What you should do
Repeat every record below exactly, leaving out the pictures.
** START OF Information shown **
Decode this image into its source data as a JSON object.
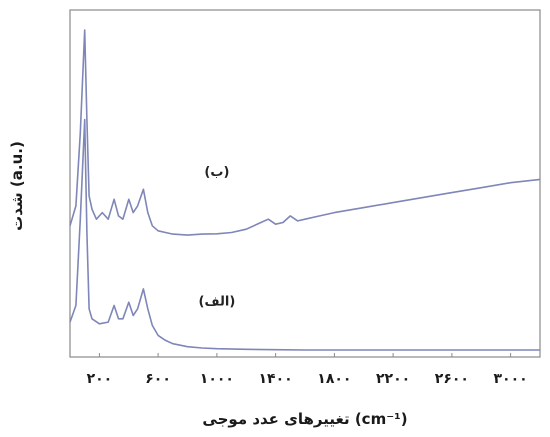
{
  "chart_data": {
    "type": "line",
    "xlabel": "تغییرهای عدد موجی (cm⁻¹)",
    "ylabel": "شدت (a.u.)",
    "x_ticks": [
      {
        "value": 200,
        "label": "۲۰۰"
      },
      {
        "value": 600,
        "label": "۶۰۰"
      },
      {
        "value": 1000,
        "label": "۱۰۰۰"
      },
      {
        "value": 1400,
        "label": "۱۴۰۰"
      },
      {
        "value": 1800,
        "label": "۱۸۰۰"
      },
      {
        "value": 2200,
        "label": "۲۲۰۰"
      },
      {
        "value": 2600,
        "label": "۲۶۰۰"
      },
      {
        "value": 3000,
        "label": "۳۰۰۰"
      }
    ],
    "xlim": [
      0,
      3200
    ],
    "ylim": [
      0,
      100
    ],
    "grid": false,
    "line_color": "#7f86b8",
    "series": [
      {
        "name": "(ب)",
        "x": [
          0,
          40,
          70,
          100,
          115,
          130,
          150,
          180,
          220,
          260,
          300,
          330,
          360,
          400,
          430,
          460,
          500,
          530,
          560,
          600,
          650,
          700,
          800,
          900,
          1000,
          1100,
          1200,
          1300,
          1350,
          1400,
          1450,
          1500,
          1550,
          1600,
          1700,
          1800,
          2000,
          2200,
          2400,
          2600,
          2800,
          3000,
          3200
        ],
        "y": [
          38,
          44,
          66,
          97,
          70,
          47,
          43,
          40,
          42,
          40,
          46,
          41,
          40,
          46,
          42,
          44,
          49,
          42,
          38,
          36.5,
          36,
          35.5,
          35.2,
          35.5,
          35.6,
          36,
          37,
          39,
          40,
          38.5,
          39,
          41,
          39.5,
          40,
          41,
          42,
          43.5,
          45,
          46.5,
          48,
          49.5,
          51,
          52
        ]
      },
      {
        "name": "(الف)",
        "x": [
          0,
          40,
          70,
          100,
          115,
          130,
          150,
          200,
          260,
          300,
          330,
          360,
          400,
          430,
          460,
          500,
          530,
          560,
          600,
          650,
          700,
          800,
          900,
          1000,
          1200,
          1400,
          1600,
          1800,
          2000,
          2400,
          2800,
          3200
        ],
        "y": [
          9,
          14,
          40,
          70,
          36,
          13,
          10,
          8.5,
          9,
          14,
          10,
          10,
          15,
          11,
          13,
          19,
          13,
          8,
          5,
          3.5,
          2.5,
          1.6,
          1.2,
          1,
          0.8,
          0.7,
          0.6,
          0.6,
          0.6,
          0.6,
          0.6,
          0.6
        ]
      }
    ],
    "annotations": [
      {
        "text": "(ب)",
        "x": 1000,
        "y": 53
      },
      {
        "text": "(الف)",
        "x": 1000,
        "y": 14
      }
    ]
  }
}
** END OF Information shown **
Full answer
Decode this image into its source data as a JSON object.
{
  "chart_data": {
    "type": "line",
    "xlabel": "تغییرهای عدد موجی (cm⁻¹)",
    "ylabel": "شدت (a.u.)",
    "x_ticks": [
      {
        "value": 200,
        "label": "۲۰۰"
      },
      {
        "value": 600,
        "label": "۶۰۰"
      },
      {
        "value": 1000,
        "label": "۱۰۰۰"
      },
      {
        "value": 1400,
        "label": "۱۴۰۰"
      },
      {
        "value": 1800,
        "label": "۱۸۰۰"
      },
      {
        "value": 2200,
        "label": "۲۲۰۰"
      },
      {
        "value": 2600,
        "label": "۲۶۰۰"
      },
      {
        "value": 3000,
        "label": "۳۰۰۰"
      }
    ],
    "xlim": [
      0,
      3200
    ],
    "ylim": [
      0,
      100
    ],
    "grid": false,
    "line_color": "#7f86b8",
    "series": [
      {
        "name": "(ب)",
        "x": [
          0,
          40,
          70,
          100,
          115,
          130,
          150,
          180,
          220,
          260,
          300,
          330,
          360,
          400,
          430,
          460,
          500,
          530,
          560,
          600,
          650,
          700,
          800,
          900,
          1000,
          1100,
          1200,
          1300,
          1350,
          1400,
          1450,
          1500,
          1550,
          1600,
          1700,
          1800,
          2000,
          2200,
          2400,
          2600,
          2800,
          3000,
          3200
        ],
        "y": [
          38,
          44,
          66,
          97,
          70,
          47,
          43,
          40,
          42,
          40,
          46,
          41,
          40,
          46,
          42,
          44,
          49,
          42,
          38,
          36.5,
          36,
          35.5,
          35.2,
          35.5,
          35.6,
          36,
          37,
          39,
          40,
          38.5,
          39,
          41,
          39.5,
          40,
          41,
          42,
          43.5,
          45,
          46.5,
          48,
          49.5,
          51,
          52
        ]
      },
      {
        "name": "(الف)",
        "x": [
          0,
          40,
          70,
          100,
          115,
          130,
          150,
          200,
          260,
          300,
          330,
          360,
          400,
          430,
          460,
          500,
          530,
          560,
          600,
          650,
          700,
          800,
          900,
          1000,
          1200,
          1400,
          1600,
          1800,
          2000,
          2400,
          2800,
          3200
        ],
        "y": [
          9,
          14,
          40,
          70,
          36,
          13,
          10,
          8.5,
          9,
          14,
          10,
          10,
          15,
          11,
          13,
          19,
          13,
          8,
          5,
          3.5,
          2.5,
          1.6,
          1.2,
          1,
          0.8,
          0.7,
          0.6,
          0.6,
          0.6,
          0.6,
          0.6,
          0.6
        ]
      }
    ],
    "annotations": [
      {
        "text": "(ب)",
        "x": 1000,
        "y": 53
      },
      {
        "text": "(الف)",
        "x": 1000,
        "y": 14
      }
    ]
  }
}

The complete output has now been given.